**Direction:** Return each line of the data below verbatim; pictures are to be left out.

(Dataset records)
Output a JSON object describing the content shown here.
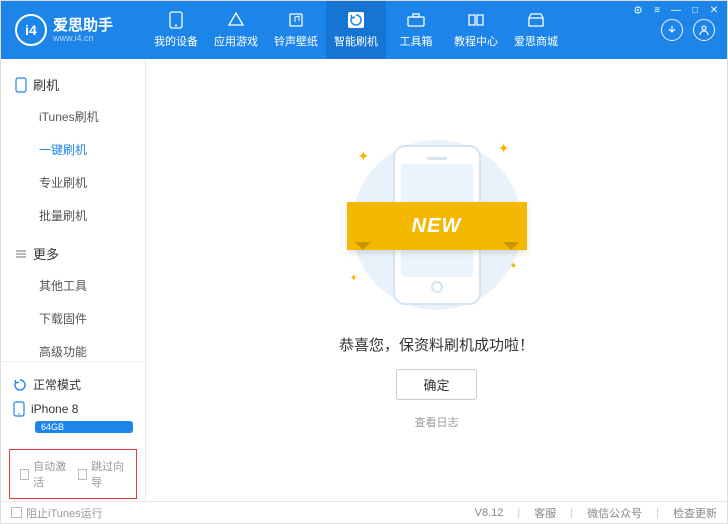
{
  "brand": {
    "name": "爱思助手",
    "url": "www.i4.cn",
    "logo_letters": "i4"
  },
  "nav": {
    "items": [
      {
        "label": "我的设备",
        "icon": "phone"
      },
      {
        "label": "应用游戏",
        "icon": "apps"
      },
      {
        "label": "铃声壁纸",
        "icon": "music"
      },
      {
        "label": "智能刷机",
        "icon": "refresh",
        "active": true
      },
      {
        "label": "工具箱",
        "icon": "toolbox"
      },
      {
        "label": "教程中心",
        "icon": "book"
      },
      {
        "label": "爱思商城",
        "icon": "shop"
      }
    ]
  },
  "win": {
    "settings": "⚙",
    "menu": "≡",
    "min": "—",
    "max": "□",
    "close": "✕"
  },
  "sidebar": {
    "groups": [
      {
        "title": "刷机",
        "items": [
          {
            "label": "iTunes刷机"
          },
          {
            "label": "一键刷机",
            "active": true
          },
          {
            "label": "专业刷机"
          },
          {
            "label": "批量刷机"
          }
        ]
      },
      {
        "title": "更多",
        "items": [
          {
            "label": "其他工具"
          },
          {
            "label": "下载固件"
          },
          {
            "label": "高级功能"
          }
        ]
      }
    ],
    "mode": {
      "label": "正常模式"
    },
    "device": {
      "name": "iPhone 8",
      "storage": "64GB"
    },
    "checks": {
      "auto_activate": "自动激活",
      "skip_wizard": "跳过向导"
    }
  },
  "main": {
    "ribbon": "NEW",
    "message": "恭喜您，保资料刷机成功啦！",
    "ok_label": "确定",
    "log_link": "查看日志"
  },
  "footer": {
    "block_itunes": "阻止iTunes运行",
    "version": "V8.12",
    "support": "客服",
    "wechat": "微信公众号",
    "update": "检查更新"
  }
}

**Response:**
Output a JSON object describing the content shown here.
{
  "brand": {
    "name": "爱思助手",
    "url": "www.i4.cn",
    "logo_letters": "i4"
  },
  "nav": {
    "items": [
      {
        "label": "我的设备",
        "icon": "phone"
      },
      {
        "label": "应用游戏",
        "icon": "apps"
      },
      {
        "label": "铃声壁纸",
        "icon": "music"
      },
      {
        "label": "智能刷机",
        "icon": "refresh",
        "active": true
      },
      {
        "label": "工具箱",
        "icon": "toolbox"
      },
      {
        "label": "教程中心",
        "icon": "book"
      },
      {
        "label": "爱思商城",
        "icon": "shop"
      }
    ]
  },
  "win": {
    "settings": "⚙",
    "menu": "≡",
    "min": "—",
    "max": "□",
    "close": "✕"
  },
  "sidebar": {
    "groups": [
      {
        "title": "刷机",
        "items": [
          {
            "label": "iTunes刷机"
          },
          {
            "label": "一键刷机",
            "active": true
          },
          {
            "label": "专业刷机"
          },
          {
            "label": "批量刷机"
          }
        ]
      },
      {
        "title": "更多",
        "items": [
          {
            "label": "其他工具"
          },
          {
            "label": "下载固件"
          },
          {
            "label": "高级功能"
          }
        ]
      }
    ],
    "mode": {
      "label": "正常模式"
    },
    "device": {
      "name": "iPhone 8",
      "storage": "64GB"
    },
    "checks": {
      "auto_activate": "自动激活",
      "skip_wizard": "跳过向导"
    }
  },
  "main": {
    "ribbon": "NEW",
    "message": "恭喜您，保资料刷机成功啦！",
    "ok_label": "确定",
    "log_link": "查看日志"
  },
  "footer": {
    "block_itunes": "阻止iTunes运行",
    "version": "V8.12",
    "support": "客服",
    "wechat": "微信公众号",
    "update": "检查更新"
  }
}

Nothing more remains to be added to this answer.